#### [PROMPT A]
Please return, unchanged, the stretch of the records from their start through the line containing "data-label: 0.311 [255,204,293,216]".

**** SOURCE PASSAGE ****

Port to port
Ralph Murphy
(1/1/2020) Congress passed a $1.4 trillion spending bill just before the holiday break and the President quickly signed the measure the following day. It was presented as a bipartisan victory and funding for varied federal programs will be assured through September avoiding any chance of a shutdown. The bill included tax break, cuts, and cancellations
that do deflate actual outlays associated with earlier packages. During the Obama administration or even early Trump a $2 trillion higher budget was routine. It begs the question where did that other money go when it was a tax withdrawal from the collective paychecks? It seems varied programs many likely illegal cash redirects to home and abroad received it and they do have
to be explored in the current realignments. The earner has it now.
There seemed complex informal understandings within a limited control group attached to New York banking officials who could manipulate tax and spending measures both for their clients and to affect the national political community and legislation. They had ties to the corporate leaders who oddly lacked a collective voice in managing the earnings or
even working capital surrendered to that impersonal medium of exchange. I have written of it before but want to include the international fallout of the guilds. The businesses were the source of pooled wealth in sales but had to abide by caps and redirects of the more powerful bankers who also then enjoyed federal security organ support. They don’t anymore.
There appeared to have been direct bailout programs of simple cash allotments to friends of the New York bankers abroad. The representatives of the host recipients were even listed on bank group host senior positions. Those money transfers amounted to simple political program welfare but were generally within the scope of possibility to the victimized
general public as billed to a poorly sourced but avoidable recession. Physical structures abroad often reflected the similar wealth aspect of the spending. My new point is the impact of the budget as well as bank investing both at home and to dependents abroad as their access to the cash will now have to be overt and legal far from their customary receipts.
The system as evolved to the current implicate of the billing restores private sector funds to discretionary consumer spending rather than the New York guild as brokered by tax funds. It also included management techniques or obligations known as hedge funds linked again to the major banks and included corporate obligation of staff control. price and
output policies and mergers of what had to be competing producers for the earnings to rollover as new sales. Hedge funds have played a role in the American economy since the 1970 s when the Nixon administration was talked into limited wage and price controls. They became a real corporate control source following bank consolidation linked to the Dodd Frank Wall Street reform
and protection act of 2010.
The top four banks to the era banks as JP Morgan now Chase bank or Citibank controlled most of the nation’s working capital but outsourced it to their clients both in Europe and no return Chinese ventures which crippled the system and caused realignment to conventional investments. That ended with Dodd Frank repeal last year.The point now is the affect
the money will have on conventional supply and demand especially newer investment opportunities without the New Yorkers playing politics with the cash and bailing out that Chinese women’s movement or eccentric British who could do whatever they wanted with it and claim competence to investment savvy.

**** THE RECORDS ****

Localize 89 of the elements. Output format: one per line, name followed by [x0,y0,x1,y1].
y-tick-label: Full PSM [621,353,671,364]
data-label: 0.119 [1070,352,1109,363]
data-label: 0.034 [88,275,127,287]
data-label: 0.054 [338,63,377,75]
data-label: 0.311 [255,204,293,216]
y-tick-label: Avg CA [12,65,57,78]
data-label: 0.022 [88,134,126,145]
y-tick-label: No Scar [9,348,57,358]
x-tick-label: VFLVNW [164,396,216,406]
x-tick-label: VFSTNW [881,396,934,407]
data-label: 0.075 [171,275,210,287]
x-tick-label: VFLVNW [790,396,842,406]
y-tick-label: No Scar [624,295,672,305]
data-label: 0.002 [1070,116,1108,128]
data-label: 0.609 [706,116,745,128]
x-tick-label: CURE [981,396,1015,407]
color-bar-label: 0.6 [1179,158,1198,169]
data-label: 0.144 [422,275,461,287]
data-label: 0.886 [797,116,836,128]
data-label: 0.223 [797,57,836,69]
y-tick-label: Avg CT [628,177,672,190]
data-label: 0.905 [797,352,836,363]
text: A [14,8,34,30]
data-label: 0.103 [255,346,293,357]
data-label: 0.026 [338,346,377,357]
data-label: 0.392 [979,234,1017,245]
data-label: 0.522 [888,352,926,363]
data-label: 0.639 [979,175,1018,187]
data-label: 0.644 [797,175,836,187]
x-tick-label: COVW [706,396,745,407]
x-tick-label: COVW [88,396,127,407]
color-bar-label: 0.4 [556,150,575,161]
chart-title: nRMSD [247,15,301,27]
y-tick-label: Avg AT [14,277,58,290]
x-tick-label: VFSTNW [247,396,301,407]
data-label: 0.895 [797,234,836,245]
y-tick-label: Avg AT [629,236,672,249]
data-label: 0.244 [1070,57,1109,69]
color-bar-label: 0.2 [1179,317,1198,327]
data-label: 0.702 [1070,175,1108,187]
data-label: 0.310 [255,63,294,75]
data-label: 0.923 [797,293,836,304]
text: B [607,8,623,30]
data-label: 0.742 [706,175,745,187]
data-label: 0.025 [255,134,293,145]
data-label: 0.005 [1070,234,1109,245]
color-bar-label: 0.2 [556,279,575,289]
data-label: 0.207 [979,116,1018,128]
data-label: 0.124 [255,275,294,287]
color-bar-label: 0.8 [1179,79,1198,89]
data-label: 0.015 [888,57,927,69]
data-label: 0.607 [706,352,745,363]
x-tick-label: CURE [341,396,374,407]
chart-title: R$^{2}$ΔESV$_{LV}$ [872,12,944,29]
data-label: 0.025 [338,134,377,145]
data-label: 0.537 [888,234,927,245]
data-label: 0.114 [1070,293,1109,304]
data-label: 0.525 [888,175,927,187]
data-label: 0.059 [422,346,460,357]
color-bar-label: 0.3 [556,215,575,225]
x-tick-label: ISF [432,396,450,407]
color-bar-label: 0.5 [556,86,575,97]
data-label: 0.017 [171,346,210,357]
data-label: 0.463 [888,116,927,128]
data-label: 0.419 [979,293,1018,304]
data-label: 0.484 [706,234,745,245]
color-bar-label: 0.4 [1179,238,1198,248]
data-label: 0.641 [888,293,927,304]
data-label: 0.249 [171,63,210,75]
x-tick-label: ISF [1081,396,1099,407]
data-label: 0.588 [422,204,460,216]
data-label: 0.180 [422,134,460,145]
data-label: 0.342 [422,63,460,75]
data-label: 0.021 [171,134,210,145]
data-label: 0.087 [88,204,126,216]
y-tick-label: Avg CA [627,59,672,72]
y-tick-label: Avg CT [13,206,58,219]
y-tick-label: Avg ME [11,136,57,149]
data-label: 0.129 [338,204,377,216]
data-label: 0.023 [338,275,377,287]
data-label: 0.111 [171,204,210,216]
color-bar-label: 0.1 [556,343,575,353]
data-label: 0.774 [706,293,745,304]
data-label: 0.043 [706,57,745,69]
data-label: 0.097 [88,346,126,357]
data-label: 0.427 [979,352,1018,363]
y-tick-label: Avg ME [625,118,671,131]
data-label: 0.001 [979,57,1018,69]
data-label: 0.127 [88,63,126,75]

****

#### [PROMPT B]
In the banking article, take the stretch from "The top four" through "to investment savvy." and write it out again with "conventional" swapped for "traditional".

#### [WORKED ANSWER A]
Localize 89 of the elements. Output format: one per line, name followed by [x0,y0,x1,y1].
y-tick-label: Full PSM [621,353,671,364]
data-label: 0.119 [1070,352,1109,363]
data-label: 0.034 [88,275,127,287]
data-label: 0.054 [338,63,377,75]
data-label: 0.311 [255,204,293,216]

#### [WORKED ANSWER B]
The top four banks to the era banks as JP Morgan now Chase bank or Citibank controlled most of the nation’s working capital but outsourced it to their clients both in Europe and no return Chinese ventures which crippled the system and caused realignment to traditional investments. That ended with Dodd Frank repeal last year.The point now is the affect
the money will have on traditional supply and demand especially newer investment opportunities without the New Yorkers playing politics with the cash and bailing out that Chinese women’s movement or eccentric British who could do whatever they wanted with it and claim competence to investment savvy.